_Requirements_
Without omitting anything, retype the data that follows.

_Records provided_

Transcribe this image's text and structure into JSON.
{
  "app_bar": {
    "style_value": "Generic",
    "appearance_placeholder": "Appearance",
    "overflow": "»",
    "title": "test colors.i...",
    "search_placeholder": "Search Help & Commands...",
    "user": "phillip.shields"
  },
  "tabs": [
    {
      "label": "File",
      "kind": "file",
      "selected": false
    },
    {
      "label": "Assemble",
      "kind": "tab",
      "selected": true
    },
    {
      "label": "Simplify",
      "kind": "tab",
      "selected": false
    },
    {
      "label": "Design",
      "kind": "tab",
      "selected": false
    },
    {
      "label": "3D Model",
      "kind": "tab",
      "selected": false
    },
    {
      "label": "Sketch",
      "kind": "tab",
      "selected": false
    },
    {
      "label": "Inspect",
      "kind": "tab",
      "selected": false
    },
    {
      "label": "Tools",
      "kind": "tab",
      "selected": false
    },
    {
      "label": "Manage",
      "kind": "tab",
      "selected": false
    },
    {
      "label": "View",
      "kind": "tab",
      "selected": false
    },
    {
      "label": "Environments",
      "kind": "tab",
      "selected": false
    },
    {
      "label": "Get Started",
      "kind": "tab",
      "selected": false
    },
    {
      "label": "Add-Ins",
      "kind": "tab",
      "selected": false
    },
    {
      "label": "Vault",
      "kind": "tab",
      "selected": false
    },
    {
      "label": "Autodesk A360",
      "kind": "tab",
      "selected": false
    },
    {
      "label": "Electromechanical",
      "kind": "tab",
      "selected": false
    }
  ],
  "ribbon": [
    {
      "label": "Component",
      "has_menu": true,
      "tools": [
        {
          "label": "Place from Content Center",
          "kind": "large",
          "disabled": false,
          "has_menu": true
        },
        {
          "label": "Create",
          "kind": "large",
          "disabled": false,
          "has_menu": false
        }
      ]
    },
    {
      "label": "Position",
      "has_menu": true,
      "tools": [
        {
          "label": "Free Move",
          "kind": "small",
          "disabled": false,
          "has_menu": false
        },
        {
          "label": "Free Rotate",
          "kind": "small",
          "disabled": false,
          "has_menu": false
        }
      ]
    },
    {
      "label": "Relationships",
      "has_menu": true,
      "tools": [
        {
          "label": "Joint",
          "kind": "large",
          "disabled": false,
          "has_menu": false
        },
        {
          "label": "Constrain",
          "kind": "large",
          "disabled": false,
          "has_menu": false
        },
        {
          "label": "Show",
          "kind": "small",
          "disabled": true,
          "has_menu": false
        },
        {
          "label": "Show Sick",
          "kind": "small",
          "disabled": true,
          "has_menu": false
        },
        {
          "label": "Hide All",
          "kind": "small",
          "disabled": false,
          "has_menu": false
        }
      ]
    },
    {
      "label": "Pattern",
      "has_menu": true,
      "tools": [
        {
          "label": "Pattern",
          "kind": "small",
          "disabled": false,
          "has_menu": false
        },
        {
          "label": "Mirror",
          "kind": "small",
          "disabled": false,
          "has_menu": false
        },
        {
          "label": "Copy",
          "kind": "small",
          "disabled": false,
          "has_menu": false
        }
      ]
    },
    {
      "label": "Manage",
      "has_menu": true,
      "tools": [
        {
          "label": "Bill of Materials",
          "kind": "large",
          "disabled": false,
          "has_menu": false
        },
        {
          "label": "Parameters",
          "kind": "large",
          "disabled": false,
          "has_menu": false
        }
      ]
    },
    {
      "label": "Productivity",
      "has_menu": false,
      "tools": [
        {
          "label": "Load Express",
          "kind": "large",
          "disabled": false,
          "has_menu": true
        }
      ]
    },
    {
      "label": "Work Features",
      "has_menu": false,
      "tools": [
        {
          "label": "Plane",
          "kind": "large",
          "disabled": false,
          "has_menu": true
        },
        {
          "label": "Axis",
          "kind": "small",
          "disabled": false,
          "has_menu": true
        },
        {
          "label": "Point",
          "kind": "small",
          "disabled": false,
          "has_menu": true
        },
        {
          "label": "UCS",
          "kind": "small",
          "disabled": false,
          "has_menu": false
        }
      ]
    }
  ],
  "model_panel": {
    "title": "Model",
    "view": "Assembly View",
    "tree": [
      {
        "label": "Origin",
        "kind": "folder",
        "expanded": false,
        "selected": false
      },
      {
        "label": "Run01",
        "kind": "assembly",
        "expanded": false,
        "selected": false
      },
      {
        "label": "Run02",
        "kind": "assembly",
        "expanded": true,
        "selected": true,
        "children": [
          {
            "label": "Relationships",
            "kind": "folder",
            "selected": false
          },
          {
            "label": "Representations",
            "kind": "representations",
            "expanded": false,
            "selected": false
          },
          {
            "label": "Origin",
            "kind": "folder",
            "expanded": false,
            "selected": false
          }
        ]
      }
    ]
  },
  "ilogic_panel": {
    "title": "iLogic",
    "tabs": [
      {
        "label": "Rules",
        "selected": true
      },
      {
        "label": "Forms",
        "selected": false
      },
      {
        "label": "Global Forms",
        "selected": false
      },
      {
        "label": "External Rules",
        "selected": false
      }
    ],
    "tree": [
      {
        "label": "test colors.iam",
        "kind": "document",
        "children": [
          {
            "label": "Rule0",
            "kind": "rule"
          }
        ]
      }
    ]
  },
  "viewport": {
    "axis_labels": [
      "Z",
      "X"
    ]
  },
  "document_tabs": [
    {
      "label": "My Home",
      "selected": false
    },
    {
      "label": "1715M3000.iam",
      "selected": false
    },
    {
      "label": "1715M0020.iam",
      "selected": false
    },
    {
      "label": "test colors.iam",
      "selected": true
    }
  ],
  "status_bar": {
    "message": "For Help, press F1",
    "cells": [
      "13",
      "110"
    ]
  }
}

_Answer_
Transcribe this image's text and structure into JSON.
{
  "app_bar": {
    "style_value": "Generic",
    "appearance_placeholder": "Appearance",
    "overflow": "»",
    "title": "test colors.i...",
    "search_placeholder": "Search Help & Commands...",
    "user": "phillip.shields"
  },
  "tabs": [
    {
      "label": "File",
      "kind": "file",
      "selected": false
    },
    {
      "label": "Assemble",
      "kind": "tab",
      "selected": true
    },
    {
      "label": "Simplify",
      "kind": "tab",
      "selected": false
    },
    {
      "label": "Design",
      "kind": "tab",
      "selected": false
    },
    {
      "label": "3D Model",
      "kind": "tab",
      "selected": false
    },
    {
      "label": "Sketch",
      "kind": "tab",
      "selected": false
    },
    {
      "label": "Inspect",
      "kind": "tab",
      "selected": false
    },
    {
      "label": "Tools",
      "kind": "tab",
      "selected": false
    },
    {
      "label": "Manage",
      "kind": "tab",
      "selected": false
    },
    {
      "label": "View",
      "kind": "tab",
      "selected": false
    },
    {
      "label": "Environments",
      "kind": "tab",
      "selected": false
    },
    {
      "label": "Get Started",
      "kind": "tab",
      "selected": false
    },
    {
      "label": "Add-Ins",
      "kind": "tab",
      "selected": false
    },
    {
      "label": "Vault",
      "kind": "tab",
      "selected": false
    },
    {
      "label": "Autodesk A360",
      "kind": "tab",
      "selected": false
    },
    {
      "label": "Electromechanical",
      "kind": "tab",
      "selected": false
    }
  ],
  "ribbon": [
    {
      "label": "Component",
      "has_menu": true,
      "tools": [
        {
          "label": "Place from Content Center",
          "kind": "large",
          "disabled": false,
          "has_menu": true
        },
        {
          "label": "Create",
          "kind": "large",
          "disabled": false,
          "has_menu": false
        }
      ]
    },
    {
      "label": "Position",
      "has_menu": true,
      "tools": [
        {
          "label": "Free Move",
          "kind": "small",
          "disabled": false,
          "has_menu": false
        },
        {
          "label": "Free Rotate",
          "kind": "small",
          "disabled": false,
          "has_menu": false
        }
      ]
    },
    {
      "label": "Relationships",
      "has_menu": true,
      "tools": [
        {
          "label": "Joint",
          "kind": "large",
          "disabled": false,
          "has_menu": false
        },
        {
          "label": "Constrain",
          "kind": "large",
          "disabled": false,
          "has_menu": false
        },
        {
          "label": "Show",
          "kind": "small",
          "disabled": true,
          "has_menu": false
        },
        {
          "label": "Show Sick",
          "kind": "small",
          "disabled": true,
          "has_menu": false
        },
        {
          "label": "Hide All",
          "kind": "small",
          "disabled": false,
          "has_menu": false
        }
      ]
    },
    {
      "label": "Pattern",
      "has_menu": true,
      "tools": [
        {
          "label": "Pattern",
          "kind": "small",
          "disabled": false,
          "has_menu": false
        },
        {
          "label": "Mirror",
          "kind": "small",
          "disabled": false,
          "has_menu": false
        },
        {
          "label": "Copy",
          "kind": "small",
          "disabled": false,
          "has_menu": false
        }
      ]
    },
    {
      "label": "Manage",
      "has_menu": true,
      "tools": [
        {
          "label": "Bill of Materials",
          "kind": "large",
          "disabled": false,
          "has_menu": false
        },
        {
          "label": "Parameters",
          "kind": "large",
          "disabled": false,
          "has_menu": false
        }
      ]
    },
    {
      "label": "Productivity",
      "has_menu": false,
      "tools": [
        {
          "label": "Load Express",
          "kind": "large",
          "disabled": false,
          "has_menu": true
        }
      ]
    },
    {
      "label": "Work Features",
      "has_menu": false,
      "tools": [
        {
          "label": "Plane",
          "kind": "large",
          "disabled": false,
          "has_menu": true
        },
        {
          "label": "Axis",
          "kind": "small",
          "disabled": false,
          "has_menu": true
        },
        {
          "label": "Point",
          "kind": "small",
          "disabled": false,
          "has_menu": true
        },
        {
          "label": "UCS",
          "kind": "small",
          "disabled": false,
          "has_menu": false
        }
      ]
    }
  ],
  "model_panel": {
    "title": "Model",
    "view": "Assembly View",
    "tree": [
      {
        "label": "Origin",
        "kind": "folder",
        "expanded": false,
        "selected": false
      },
      {
        "label": "Run01",
        "kind": "assembly",
        "expanded": false,
        "selected": false
      },
      {
        "label": "Run02",
        "kind": "assembly",
        "expanded": true,
        "selected": true,
        "children": [
          {
            "label": "Relationships",
            "kind": "folder",
            "selected": false
          },
          {
            "label": "Representations",
            "kind": "representations",
            "expanded": false,
            "selected": false
          },
          {
            "label": "Origin",
            "kind": "folder",
            "expanded": false,
            "selected": false
          }
        ]
      }
    ]
  },
  "ilogic_panel": {
    "title": "iLogic",
    "tabs": [
      {
        "label": "Rules",
        "selected": true
      },
      {
        "label": "Forms",
        "selected": false
      },
      {
        "label": "Global Forms",
        "selected": false
      },
      {
        "label": "External Rules",
        "selected": false
      }
    ],
    "tree": [
      {
        "label": "test colors.iam",
        "kind": "document",
        "children": [
          {
            "label": "Rule0",
            "kind": "rule"
          }
        ]
      }
    ]
  },
  "viewport": {
    "axis_labels": [
      "Z",
      "X"
    ]
  },
  "document_tabs": [
    {
      "label": "My Home",
      "selected": false
    },
    {
      "label": "1715M3000.iam",
      "selected": false
    },
    {
      "label": "1715M0020.iam",
      "selected": false
    },
    {
      "label": "test colors.iam",
      "selected": true
    }
  ],
  "status_bar": {
    "message": "For Help, press F1",
    "cells": [
      "13",
      "110"
    ]
  }
}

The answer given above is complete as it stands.